Start Extracted information

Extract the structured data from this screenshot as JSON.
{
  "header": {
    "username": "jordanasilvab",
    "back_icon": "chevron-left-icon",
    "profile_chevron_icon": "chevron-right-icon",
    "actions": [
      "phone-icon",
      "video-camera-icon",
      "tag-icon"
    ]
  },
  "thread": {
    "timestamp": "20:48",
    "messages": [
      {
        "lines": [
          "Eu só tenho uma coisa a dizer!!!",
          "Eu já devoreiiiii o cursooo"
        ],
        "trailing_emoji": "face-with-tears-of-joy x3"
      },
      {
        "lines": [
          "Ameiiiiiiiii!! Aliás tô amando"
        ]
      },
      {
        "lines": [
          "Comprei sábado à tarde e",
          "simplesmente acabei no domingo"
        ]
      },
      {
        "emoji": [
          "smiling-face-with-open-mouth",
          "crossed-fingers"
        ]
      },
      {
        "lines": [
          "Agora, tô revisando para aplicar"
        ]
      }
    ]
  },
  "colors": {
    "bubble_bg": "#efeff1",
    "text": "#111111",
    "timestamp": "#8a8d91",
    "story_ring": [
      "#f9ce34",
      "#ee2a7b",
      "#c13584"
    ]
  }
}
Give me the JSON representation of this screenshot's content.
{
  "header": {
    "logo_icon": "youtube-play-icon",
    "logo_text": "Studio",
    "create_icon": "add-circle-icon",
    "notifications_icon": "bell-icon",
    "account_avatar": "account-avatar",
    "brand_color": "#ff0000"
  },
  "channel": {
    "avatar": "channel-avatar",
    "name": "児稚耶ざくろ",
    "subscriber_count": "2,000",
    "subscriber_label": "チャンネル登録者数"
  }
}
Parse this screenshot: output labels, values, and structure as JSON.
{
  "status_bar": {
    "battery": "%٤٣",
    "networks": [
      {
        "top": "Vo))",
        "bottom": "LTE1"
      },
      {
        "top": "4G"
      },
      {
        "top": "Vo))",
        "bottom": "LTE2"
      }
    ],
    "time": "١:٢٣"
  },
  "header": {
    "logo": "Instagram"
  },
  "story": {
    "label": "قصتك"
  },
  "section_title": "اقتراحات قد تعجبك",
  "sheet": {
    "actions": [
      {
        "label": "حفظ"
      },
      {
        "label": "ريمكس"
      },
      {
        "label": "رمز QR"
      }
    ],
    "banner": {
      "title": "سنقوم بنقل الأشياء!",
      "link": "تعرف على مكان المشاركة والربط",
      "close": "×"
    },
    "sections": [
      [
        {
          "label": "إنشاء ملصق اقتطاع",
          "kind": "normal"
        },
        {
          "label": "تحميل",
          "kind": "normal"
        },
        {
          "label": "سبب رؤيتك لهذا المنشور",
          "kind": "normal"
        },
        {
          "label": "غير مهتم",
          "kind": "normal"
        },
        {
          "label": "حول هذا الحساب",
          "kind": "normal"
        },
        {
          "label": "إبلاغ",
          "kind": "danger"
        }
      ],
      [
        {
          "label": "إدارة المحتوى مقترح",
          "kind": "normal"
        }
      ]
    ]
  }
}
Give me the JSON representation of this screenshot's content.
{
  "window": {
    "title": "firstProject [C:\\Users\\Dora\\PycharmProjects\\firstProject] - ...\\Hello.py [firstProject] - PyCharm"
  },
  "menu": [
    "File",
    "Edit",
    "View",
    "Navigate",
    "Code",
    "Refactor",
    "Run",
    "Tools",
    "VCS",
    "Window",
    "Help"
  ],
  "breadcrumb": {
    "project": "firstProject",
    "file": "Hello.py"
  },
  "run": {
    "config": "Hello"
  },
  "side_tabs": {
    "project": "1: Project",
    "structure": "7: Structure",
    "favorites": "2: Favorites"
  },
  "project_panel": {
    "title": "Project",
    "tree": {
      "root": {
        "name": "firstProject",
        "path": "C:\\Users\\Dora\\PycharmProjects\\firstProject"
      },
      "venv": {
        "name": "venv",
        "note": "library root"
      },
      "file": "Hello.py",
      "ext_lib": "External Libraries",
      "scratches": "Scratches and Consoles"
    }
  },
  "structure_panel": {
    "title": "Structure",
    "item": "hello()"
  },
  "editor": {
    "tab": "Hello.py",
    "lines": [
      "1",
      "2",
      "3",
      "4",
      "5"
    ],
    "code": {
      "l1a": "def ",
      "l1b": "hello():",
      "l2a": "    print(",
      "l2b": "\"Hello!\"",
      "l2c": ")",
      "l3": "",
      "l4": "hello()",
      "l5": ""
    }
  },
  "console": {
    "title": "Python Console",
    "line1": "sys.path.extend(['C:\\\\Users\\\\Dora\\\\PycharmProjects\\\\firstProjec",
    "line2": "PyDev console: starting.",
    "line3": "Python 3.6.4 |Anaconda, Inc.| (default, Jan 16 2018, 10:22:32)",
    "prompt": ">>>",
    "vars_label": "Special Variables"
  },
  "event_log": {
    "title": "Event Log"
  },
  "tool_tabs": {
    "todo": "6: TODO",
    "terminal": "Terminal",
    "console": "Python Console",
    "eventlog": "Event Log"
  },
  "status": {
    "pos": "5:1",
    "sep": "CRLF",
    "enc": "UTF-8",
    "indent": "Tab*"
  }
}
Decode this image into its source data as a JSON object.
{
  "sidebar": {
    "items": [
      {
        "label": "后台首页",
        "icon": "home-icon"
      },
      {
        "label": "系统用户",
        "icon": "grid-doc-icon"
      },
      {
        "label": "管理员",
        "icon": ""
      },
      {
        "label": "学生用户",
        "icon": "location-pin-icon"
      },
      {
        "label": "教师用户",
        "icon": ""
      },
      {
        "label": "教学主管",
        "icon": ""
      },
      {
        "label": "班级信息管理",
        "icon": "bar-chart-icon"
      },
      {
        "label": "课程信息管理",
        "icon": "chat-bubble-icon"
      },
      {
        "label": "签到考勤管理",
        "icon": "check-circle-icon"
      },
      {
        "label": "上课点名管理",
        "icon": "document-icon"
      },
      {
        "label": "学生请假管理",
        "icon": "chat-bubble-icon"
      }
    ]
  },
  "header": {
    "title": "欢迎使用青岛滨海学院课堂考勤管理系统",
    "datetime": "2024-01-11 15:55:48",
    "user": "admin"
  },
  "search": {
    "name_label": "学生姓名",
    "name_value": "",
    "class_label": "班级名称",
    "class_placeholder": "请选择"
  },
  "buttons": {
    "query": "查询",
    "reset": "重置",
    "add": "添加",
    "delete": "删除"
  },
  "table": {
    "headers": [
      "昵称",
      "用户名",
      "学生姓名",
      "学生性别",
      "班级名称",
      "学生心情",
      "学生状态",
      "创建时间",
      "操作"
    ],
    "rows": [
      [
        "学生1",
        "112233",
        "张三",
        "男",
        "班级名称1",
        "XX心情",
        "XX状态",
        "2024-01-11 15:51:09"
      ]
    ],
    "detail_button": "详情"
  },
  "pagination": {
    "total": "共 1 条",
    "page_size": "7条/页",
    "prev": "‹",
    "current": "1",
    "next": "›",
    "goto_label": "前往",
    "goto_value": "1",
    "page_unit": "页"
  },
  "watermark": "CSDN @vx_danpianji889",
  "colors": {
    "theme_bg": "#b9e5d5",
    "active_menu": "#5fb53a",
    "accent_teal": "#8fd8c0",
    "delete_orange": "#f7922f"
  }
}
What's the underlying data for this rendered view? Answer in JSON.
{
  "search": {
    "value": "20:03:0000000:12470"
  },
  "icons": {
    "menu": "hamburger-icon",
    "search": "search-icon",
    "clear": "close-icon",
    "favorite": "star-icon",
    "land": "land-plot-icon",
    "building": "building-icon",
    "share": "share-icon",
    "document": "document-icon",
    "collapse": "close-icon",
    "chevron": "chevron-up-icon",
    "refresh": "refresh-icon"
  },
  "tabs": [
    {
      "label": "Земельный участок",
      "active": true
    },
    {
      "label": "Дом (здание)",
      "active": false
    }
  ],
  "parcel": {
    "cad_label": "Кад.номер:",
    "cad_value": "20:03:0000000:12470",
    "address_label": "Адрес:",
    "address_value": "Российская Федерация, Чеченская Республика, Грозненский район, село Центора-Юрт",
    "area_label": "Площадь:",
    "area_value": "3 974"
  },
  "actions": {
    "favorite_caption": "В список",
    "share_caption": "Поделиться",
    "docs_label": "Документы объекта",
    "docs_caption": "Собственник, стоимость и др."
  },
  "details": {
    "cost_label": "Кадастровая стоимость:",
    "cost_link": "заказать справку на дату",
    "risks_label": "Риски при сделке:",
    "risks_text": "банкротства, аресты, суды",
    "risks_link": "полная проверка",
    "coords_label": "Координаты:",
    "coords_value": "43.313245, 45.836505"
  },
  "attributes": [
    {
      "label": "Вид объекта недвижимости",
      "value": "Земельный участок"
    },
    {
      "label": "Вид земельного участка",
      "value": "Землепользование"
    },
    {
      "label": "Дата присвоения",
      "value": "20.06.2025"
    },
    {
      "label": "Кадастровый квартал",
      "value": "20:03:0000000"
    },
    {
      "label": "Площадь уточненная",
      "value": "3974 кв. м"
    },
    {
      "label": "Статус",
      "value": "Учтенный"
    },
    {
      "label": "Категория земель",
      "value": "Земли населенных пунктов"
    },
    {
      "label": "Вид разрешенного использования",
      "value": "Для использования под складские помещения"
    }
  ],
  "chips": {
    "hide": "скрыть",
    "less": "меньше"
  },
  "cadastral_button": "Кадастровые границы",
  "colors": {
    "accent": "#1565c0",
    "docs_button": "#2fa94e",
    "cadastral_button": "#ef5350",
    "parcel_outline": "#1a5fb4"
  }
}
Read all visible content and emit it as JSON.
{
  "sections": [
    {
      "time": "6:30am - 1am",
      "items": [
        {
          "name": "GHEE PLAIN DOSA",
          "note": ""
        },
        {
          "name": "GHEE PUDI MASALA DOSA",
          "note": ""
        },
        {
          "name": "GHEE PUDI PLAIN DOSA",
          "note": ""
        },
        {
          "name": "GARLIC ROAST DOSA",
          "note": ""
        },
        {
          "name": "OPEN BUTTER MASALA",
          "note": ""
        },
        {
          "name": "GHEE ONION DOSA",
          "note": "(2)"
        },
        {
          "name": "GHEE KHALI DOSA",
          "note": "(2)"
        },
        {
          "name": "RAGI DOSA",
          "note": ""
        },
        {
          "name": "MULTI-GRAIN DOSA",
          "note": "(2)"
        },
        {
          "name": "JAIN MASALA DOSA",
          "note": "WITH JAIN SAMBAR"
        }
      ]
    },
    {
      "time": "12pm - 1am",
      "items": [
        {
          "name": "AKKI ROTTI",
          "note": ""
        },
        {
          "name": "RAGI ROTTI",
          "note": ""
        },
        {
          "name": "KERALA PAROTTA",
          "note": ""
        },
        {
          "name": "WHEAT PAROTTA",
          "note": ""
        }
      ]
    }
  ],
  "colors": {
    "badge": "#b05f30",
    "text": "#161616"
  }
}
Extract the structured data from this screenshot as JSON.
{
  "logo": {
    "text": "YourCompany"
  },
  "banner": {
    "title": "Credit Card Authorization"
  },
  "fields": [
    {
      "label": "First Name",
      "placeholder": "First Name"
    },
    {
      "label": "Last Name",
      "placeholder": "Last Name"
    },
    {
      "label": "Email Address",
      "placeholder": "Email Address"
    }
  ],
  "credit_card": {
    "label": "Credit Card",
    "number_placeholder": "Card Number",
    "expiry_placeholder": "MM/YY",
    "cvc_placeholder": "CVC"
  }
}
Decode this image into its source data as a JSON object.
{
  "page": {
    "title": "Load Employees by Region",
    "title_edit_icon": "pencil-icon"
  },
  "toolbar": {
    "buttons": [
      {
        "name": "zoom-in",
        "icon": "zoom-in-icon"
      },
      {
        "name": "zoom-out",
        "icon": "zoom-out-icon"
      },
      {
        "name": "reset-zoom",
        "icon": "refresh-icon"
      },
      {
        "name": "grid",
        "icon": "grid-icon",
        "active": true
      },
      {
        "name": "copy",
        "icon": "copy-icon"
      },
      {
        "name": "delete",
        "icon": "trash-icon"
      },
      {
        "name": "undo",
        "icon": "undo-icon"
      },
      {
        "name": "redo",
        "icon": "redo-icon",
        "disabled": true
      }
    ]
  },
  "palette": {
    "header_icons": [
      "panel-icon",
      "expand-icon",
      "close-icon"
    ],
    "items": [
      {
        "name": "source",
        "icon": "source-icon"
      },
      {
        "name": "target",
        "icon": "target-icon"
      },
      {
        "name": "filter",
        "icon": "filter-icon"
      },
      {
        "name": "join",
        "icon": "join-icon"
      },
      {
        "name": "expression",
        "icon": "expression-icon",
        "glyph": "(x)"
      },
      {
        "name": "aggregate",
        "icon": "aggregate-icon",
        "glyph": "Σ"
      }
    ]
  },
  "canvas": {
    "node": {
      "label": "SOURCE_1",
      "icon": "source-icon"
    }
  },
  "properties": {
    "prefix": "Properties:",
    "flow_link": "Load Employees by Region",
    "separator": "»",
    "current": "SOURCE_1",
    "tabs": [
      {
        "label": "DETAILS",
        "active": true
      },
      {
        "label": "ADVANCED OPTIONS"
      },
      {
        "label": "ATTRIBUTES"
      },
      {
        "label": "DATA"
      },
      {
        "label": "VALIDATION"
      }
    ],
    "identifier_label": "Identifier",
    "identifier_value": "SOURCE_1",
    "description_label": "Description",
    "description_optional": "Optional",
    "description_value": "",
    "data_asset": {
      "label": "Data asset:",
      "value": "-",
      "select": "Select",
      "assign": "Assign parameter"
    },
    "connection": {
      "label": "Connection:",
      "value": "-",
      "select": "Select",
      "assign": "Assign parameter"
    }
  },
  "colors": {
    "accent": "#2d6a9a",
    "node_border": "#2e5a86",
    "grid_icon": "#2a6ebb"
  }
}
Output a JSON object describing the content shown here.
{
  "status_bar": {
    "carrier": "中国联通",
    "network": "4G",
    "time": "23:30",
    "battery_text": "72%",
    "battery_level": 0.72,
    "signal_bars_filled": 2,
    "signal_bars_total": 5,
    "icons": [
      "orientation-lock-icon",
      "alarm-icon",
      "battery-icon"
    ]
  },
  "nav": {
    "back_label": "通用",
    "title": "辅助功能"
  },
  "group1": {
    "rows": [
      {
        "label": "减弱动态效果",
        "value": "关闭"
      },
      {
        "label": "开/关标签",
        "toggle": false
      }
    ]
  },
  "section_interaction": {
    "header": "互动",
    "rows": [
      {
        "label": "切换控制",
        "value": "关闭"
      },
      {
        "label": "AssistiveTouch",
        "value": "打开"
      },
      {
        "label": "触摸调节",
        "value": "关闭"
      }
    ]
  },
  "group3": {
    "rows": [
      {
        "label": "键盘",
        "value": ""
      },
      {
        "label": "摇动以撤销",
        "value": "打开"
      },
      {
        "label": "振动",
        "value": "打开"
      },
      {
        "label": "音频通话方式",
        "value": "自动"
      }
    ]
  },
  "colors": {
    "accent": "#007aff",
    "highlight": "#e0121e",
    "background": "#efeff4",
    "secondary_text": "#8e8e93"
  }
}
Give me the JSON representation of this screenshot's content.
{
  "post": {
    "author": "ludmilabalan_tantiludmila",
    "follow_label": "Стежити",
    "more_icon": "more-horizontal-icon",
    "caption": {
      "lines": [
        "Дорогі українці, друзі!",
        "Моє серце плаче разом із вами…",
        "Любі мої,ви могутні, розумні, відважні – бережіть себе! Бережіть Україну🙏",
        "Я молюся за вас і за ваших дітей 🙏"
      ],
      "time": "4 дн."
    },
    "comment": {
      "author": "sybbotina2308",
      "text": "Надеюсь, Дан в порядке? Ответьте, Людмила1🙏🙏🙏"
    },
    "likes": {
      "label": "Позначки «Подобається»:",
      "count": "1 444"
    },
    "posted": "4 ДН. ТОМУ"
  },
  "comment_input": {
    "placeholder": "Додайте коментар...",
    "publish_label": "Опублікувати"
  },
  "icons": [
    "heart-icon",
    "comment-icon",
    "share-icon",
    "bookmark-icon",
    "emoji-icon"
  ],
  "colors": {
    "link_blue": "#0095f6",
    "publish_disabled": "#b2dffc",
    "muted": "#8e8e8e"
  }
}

End Extracted information

* Stated exercise:
Go through the listing above and locate each line that holds the word "Email". Copy those lines.

* Full solution:
      "label": "Email Address",
      "placeholder": "Email Address"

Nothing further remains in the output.